**Short task**
Select and copy out every line in the records containing "name".
— start Excerpted data —
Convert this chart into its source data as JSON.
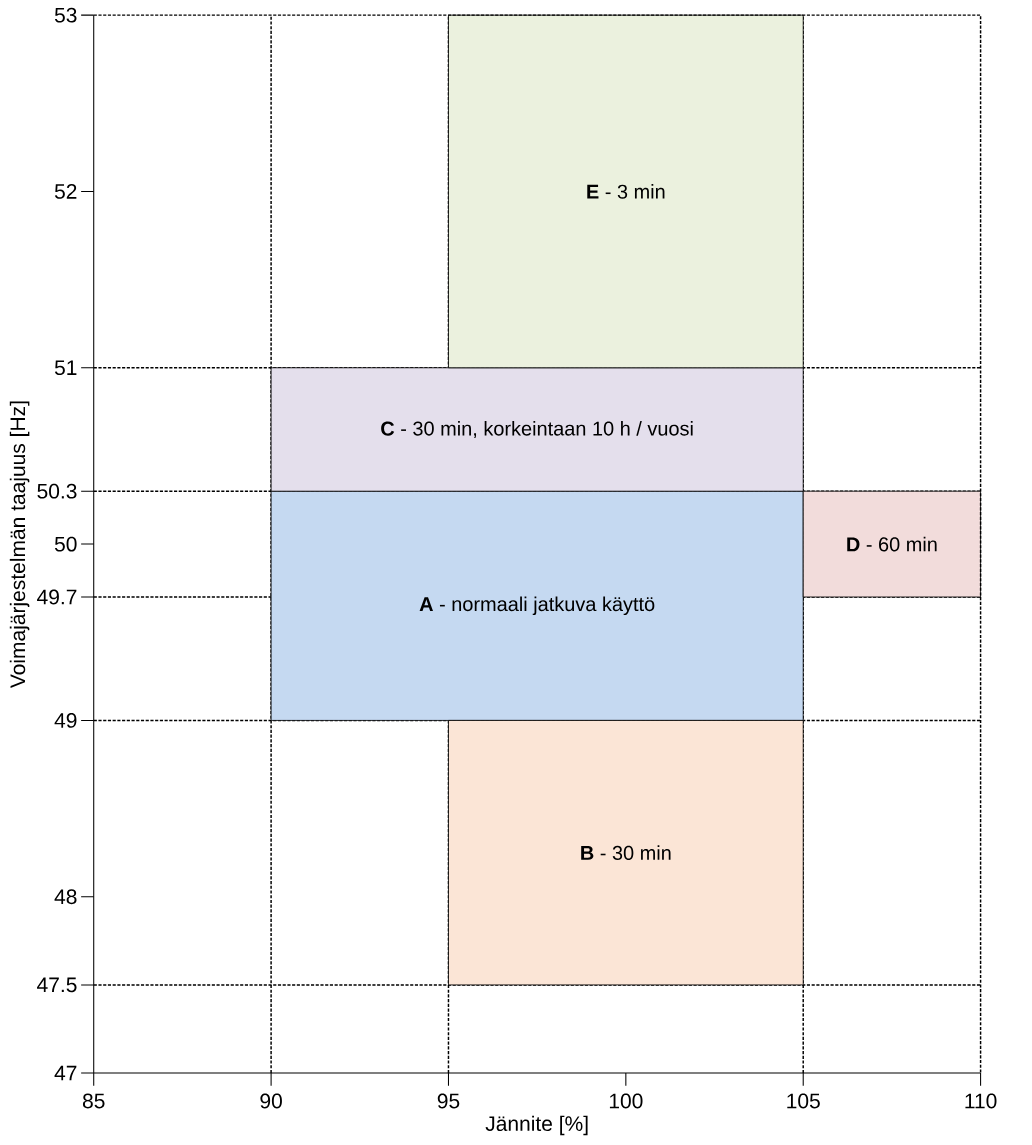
{
  "chart_data": {
    "type": "area",
    "xlabel": "Jännite [%]",
    "ylabel": "Voimajärjestelmän taajuus [Hz]",
    "xlim": [
      85,
      110
    ],
    "ylim": [
      47,
      53
    ],
    "xticks": [
      85,
      90,
      95,
      100,
      105,
      110
    ],
    "yticks": [
      47,
      47.5,
      48,
      49,
      49.7,
      50,
      50.3,
      51,
      52,
      53
    ],
    "series": [
      {
        "name": "**A** - normaali jatkuva käyttö",
        "color": "#c5d9f1",
        "x": [
          90,
          90,
          105,
          105
        ],
        "values": [
          49,
          50.3,
          50.3,
          49
        ]
      },
      {
        "name": "**B** - 30 min",
        "color": "#fbe5d6",
        "x": [
          95,
          95,
          105,
          105
        ],
        "values": [
          47.5,
          49,
          49,
          47.5
        ]
      },
      {
        "name": "**C** - 30 min, korkeintaan 10 h / vuosi",
        "color": "#e4dfec",
        "x": [
          90,
          90,
          105,
          105
        ],
        "values": [
          50.3,
          51,
          51,
          50.3
        ]
      },
      {
        "name": "**D** - 60 min",
        "color": "#f2dcdb",
        "x": [
          105,
          105,
          110,
          110
        ],
        "values": [
          49.7,
          50.3,
          50.3,
          49.7
        ]
      },
      {
        "name": "**E** - 3 min",
        "color": "#ebf1de",
        "x": [
          95,
          95,
          105,
          105
        ],
        "values": [
          51,
          53,
          53,
          51
        ]
      }
    ],
    "ref_lines": [
      {
        "axis": "x",
        "value": 90,
        "color": "#000000",
        "line_style": "dashed"
      },
      {
        "axis": "x",
        "value": 95,
        "color": "#000000",
        "line_style": "dashed"
      },
      {
        "axis": "x",
        "value": 105,
        "color": "#000000",
        "line_style": "dashed"
      },
      {
        "axis": "y",
        "value": 47.5,
        "color": "#000000",
        "line_style": "dashed"
      },
      {
        "axis": "y",
        "value": 49,
        "color": "#000000",
        "line_style": "dashed"
      },
      {
        "axis": "y",
        "value": 49.7,
        "color": "#000000",
        "line_style": "dashed"
      },
      {
        "axis": "y",
        "value": 50.3,
        "color": "#000000",
        "line_style": "dashed"
      },
      {
        "axis": "y",
        "value": 51,
        "color": "#000000",
        "line_style": "dashed"
      }
    ]
  }
}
— end Excerpted data —
**Complete answer**
        "name": "**A** - normaali jatkuva käyttö",
        "name": "**B** - 30 min",
        "name": "**C** - 30 min, korkeintaan 10 h / vuosi",
        "name": "**D** - 60 min",
        "name": "**E** - 3 min",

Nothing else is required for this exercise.